**** Fragment ****
Telewizja 3D, tak jak filmy 3D, to po prostu obraz i dźwięk trójwymiarowy, czyli przestrzenny. Płaski obraz ma bowiem tylko dwa wymiary – długość i szerokość, w przestrzennym dochodzi jeszcze trzeci wymiar: głębia. Iluzję tej głębi ruchomych obrazów w 3D uzyskuje się dzięki przedstawianiu obserwatorowi dwóch różnych obrazów, innych dla lewego i dla prawego oka. Nakłada się je na siebie i stąd wrażenie przestrzeni. Pierwsze eksperymenty w tej dziedzinie na skalę masową to tzw. obraz anaglificzny, kombinacja na jednej kartce, zdjęciu lub filmie dwóch obrazów – czerwonego i zielonego (lub niebieskiego), które po założeniu okularów z czerwoną i zieloną szybką dawały iluzję trójwymiarowości, ponieważ do każdego oka nie docierał jeden z obrazów. Ale takie okulary to już przeszłość. Dzisiejsze 3D jest naprzemienną sekwencją filmowych klatek prezentowanych oczom widza, któremu dostarcza się co sekundę dwa razy więcej klatek zdjęciowych niż w standardowym przekazie audio-wideo (zazwyczaj 48 zamiast 24), na przemian dla lewego i prawego oka. Widz musi założyć specjalne okulary, które błyskawicznie odcinają i ponownie przepuszczają światło, tak by „dawkować” odpowiednie klatki do odpowiednich gałek ocznych. To rozwiązanie najlepiej znają miłośnicy gier komputerowych. Stosowane jest ono w najpopularniejszych konsolach. Czemu nie przenieść tego do filmu i do telewizji?
**** Dostarczony materiał ****
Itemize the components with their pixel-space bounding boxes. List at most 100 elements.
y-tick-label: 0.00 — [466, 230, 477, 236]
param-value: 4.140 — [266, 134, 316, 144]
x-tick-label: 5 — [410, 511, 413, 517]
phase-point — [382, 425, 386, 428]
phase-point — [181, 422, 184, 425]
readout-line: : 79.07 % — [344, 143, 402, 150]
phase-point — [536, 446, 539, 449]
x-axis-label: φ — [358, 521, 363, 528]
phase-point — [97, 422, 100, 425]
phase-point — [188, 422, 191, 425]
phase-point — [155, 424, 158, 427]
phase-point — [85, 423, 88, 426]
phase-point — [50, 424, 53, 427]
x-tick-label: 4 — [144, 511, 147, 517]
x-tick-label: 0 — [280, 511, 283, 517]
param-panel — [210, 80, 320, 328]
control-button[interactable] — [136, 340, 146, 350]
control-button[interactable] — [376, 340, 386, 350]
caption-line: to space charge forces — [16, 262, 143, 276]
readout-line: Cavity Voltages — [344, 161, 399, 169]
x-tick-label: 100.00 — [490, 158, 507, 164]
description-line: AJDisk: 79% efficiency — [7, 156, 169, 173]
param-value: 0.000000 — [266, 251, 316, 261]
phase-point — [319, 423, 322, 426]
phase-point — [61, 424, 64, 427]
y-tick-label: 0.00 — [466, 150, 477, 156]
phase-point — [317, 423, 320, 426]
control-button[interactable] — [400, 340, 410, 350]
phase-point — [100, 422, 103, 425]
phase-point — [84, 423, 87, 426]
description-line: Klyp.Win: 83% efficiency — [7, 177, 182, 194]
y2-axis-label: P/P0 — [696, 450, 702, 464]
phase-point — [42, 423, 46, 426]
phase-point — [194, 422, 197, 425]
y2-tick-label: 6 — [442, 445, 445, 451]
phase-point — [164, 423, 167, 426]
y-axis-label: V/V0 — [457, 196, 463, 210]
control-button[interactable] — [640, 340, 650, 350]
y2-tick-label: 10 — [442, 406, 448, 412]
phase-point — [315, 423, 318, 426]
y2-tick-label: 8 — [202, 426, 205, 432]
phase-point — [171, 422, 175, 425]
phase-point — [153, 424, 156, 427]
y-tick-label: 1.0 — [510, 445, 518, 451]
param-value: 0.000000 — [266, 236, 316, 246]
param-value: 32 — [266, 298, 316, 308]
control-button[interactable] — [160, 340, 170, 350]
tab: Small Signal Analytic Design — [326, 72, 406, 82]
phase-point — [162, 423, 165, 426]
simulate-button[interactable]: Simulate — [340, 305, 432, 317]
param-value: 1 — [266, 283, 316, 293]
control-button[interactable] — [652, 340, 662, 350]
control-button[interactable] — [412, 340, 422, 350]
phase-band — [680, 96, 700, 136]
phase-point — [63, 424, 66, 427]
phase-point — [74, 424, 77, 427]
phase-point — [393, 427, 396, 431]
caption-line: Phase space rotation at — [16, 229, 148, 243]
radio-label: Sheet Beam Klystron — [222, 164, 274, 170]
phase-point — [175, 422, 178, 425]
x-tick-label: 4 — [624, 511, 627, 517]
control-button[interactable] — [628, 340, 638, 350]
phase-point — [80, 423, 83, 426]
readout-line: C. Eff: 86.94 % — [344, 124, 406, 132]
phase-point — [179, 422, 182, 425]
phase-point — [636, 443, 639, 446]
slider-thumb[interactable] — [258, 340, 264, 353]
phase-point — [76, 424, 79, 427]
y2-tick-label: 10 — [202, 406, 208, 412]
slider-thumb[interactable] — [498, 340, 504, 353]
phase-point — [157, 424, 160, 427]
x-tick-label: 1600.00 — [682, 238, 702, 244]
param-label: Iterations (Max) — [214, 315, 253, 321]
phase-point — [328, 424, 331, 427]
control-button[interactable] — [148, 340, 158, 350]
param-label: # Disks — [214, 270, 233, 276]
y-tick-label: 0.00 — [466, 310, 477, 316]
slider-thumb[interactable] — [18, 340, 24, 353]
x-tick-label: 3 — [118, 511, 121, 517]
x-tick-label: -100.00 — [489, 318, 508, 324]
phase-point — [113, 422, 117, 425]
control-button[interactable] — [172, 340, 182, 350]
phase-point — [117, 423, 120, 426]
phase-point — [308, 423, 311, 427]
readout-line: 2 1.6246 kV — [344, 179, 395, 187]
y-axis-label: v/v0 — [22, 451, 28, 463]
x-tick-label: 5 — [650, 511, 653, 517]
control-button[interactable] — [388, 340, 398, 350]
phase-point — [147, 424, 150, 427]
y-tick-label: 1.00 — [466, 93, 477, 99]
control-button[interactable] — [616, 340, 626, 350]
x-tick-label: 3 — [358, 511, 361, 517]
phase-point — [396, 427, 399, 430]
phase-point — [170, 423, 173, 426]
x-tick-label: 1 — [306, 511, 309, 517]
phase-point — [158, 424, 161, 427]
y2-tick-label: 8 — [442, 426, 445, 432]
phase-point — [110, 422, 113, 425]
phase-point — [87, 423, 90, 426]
****
Kontynuuj fragment o telewizji 3D, zaczynając od miejsca po jego ostatnim zdaniu. Ten materiał pochodzi z innego źródła.

■ Wynik zadania
3D w telewizji?
Oczywiście, jest to możliwe. Wystarczy pożegnać śmieszne czerwono-zielone okulary, a te nowe wyposażyć w zasilanie. Obraz jest wtedy wyjątkowo przejrzysty, kontrastowy i wyraźnie przestrzenny. Nowoczesne systemy kompresji dodają do niego dynamiczny dźwięk. Wrażenie znalezienia się w innej rzeczywistości staje się łudząco prawdziwe, nasze biedne zmysły bezwiednie dostarczają do mózgu bity informacji potwierdzających tę iluzję. Gdy w tym roku w Berlinie na targach IFA, jednej z największych i najważniejszych imprez handlowych elektroniki użytkowej w świecie, prezentowano telewizory 3D, wydawać się mogło, że rewolucja techniczna jest na wyciągnięcie ręki. Wszyscy chcieli oglądać i rozmawiać tylko o 3D. Producenci telewizorów przygotowali oferty, nadawcy telewizyjni nie mówili nie, więc… przyszło nowe? Niekoniecznie. Bo zainteresowanie telewidza techniką 3D jest olbrzymie, dopóki nie zobaczy on, jak to działa w praktyce.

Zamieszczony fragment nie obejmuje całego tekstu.